Copy out every line of the records where the string "变形虫是单细胞生物" occurs.

Dataset items
+ + + + + + +

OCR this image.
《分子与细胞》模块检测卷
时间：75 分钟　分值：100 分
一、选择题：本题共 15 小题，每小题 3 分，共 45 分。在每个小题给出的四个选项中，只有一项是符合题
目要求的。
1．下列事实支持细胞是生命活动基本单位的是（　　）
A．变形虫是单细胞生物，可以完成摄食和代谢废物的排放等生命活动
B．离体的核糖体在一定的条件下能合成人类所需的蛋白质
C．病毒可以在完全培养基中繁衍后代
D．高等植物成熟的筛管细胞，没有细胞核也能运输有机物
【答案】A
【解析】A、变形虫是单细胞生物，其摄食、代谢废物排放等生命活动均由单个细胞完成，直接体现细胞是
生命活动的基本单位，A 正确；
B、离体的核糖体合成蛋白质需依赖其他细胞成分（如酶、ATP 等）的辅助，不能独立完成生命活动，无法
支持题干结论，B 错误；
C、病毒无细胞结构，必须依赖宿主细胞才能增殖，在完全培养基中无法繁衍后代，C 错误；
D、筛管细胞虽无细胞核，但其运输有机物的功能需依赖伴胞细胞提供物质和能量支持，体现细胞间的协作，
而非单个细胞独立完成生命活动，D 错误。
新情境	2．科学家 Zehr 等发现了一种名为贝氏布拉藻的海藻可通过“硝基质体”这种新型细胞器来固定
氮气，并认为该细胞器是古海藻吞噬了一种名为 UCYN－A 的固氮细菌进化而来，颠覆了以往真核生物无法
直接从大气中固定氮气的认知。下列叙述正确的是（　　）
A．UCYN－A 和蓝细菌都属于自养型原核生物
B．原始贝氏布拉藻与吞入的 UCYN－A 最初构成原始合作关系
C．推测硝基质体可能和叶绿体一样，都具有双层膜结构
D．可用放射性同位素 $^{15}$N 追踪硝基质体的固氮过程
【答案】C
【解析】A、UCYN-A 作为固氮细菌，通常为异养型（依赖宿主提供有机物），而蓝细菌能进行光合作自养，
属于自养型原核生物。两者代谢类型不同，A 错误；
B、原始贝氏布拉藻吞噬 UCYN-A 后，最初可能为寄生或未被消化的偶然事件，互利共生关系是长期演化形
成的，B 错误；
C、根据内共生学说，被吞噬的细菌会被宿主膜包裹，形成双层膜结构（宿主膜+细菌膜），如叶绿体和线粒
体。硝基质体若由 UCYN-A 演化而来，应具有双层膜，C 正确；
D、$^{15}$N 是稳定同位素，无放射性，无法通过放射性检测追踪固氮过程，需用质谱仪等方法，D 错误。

+ + + + + + +

● **Task result**:
A．变形虫是单细胞生物，可以完成摄食和代谢废物的排放等生命活动
【解析】A、变形虫是单细胞生物，其摄食、代谢废物排放等生命活动均由单个细胞完成，直接体现细胞是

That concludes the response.